Copy out each line in the material below that has the word "обжалования".
** BEGIN **
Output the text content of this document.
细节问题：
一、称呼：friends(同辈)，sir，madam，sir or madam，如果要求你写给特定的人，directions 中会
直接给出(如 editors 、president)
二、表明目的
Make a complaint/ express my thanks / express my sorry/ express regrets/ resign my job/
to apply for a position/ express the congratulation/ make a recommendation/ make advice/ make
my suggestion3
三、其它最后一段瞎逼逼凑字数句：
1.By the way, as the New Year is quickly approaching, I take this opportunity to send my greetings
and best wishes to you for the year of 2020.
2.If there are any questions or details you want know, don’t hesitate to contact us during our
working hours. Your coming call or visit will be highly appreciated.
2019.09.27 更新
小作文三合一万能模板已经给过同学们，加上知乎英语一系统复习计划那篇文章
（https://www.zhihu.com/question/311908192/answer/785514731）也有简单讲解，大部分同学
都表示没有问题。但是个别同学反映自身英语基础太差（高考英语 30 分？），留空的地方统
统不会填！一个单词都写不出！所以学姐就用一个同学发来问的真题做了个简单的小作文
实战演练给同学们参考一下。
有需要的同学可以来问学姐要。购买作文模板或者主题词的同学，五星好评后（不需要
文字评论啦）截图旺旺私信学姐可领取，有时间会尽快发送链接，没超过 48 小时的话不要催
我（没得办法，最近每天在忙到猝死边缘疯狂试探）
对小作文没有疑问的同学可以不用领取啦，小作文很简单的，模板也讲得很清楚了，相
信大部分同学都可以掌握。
** END **
** BEGIN **
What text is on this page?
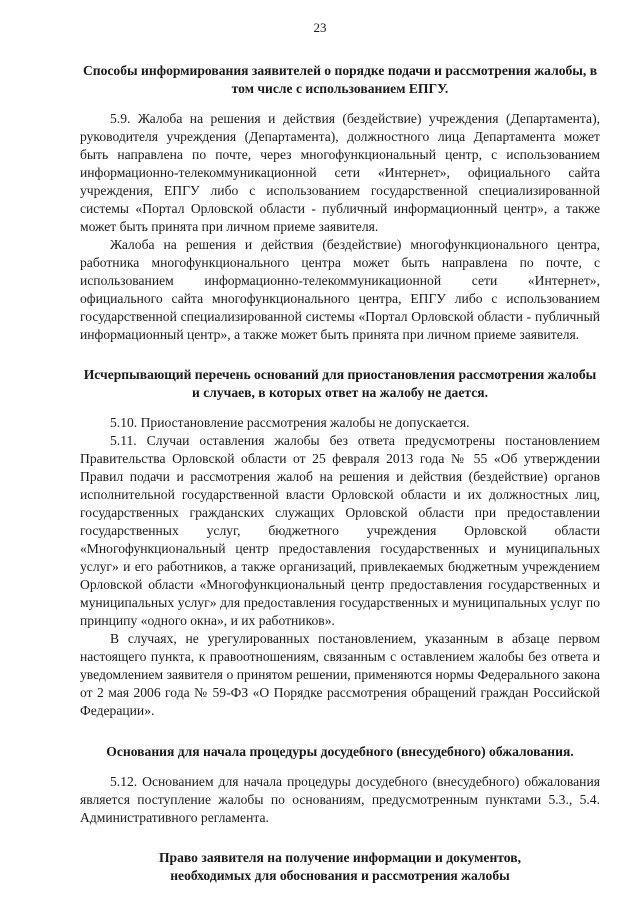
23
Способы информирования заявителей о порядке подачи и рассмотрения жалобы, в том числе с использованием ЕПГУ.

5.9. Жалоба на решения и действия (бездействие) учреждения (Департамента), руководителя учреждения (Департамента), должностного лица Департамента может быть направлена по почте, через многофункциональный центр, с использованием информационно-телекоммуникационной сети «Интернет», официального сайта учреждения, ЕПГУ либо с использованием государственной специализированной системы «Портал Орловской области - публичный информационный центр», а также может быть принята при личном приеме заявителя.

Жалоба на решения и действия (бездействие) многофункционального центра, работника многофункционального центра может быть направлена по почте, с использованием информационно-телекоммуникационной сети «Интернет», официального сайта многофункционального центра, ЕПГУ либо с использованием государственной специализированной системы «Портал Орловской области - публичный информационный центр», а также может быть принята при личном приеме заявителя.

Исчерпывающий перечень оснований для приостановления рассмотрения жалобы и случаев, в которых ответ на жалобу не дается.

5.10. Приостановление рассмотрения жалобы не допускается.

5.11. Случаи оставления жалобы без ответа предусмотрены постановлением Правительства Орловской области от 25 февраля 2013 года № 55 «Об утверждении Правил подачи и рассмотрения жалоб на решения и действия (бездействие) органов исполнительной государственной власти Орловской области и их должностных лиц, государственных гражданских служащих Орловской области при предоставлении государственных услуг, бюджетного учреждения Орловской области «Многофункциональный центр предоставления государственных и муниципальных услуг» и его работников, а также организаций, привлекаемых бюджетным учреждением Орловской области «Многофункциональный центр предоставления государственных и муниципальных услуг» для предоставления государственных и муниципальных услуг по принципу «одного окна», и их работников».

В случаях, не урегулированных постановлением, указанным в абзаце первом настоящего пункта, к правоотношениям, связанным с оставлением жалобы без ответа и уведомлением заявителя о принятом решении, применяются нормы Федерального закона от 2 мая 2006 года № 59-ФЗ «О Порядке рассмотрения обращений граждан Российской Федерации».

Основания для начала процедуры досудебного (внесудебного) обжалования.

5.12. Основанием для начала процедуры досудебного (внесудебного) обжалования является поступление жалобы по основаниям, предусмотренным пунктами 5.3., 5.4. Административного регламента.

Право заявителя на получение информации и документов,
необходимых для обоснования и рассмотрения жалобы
** END **
### Solution for this task
Основания для начала процедуры досудебного (внесудебного) обжалования.
5.12. Основанием для начала процедуры досудебного (внесудебного) обжалования является поступление жалобы по основаниям, предусмотренным пунктами 5.3., 5.4. Административного регламента.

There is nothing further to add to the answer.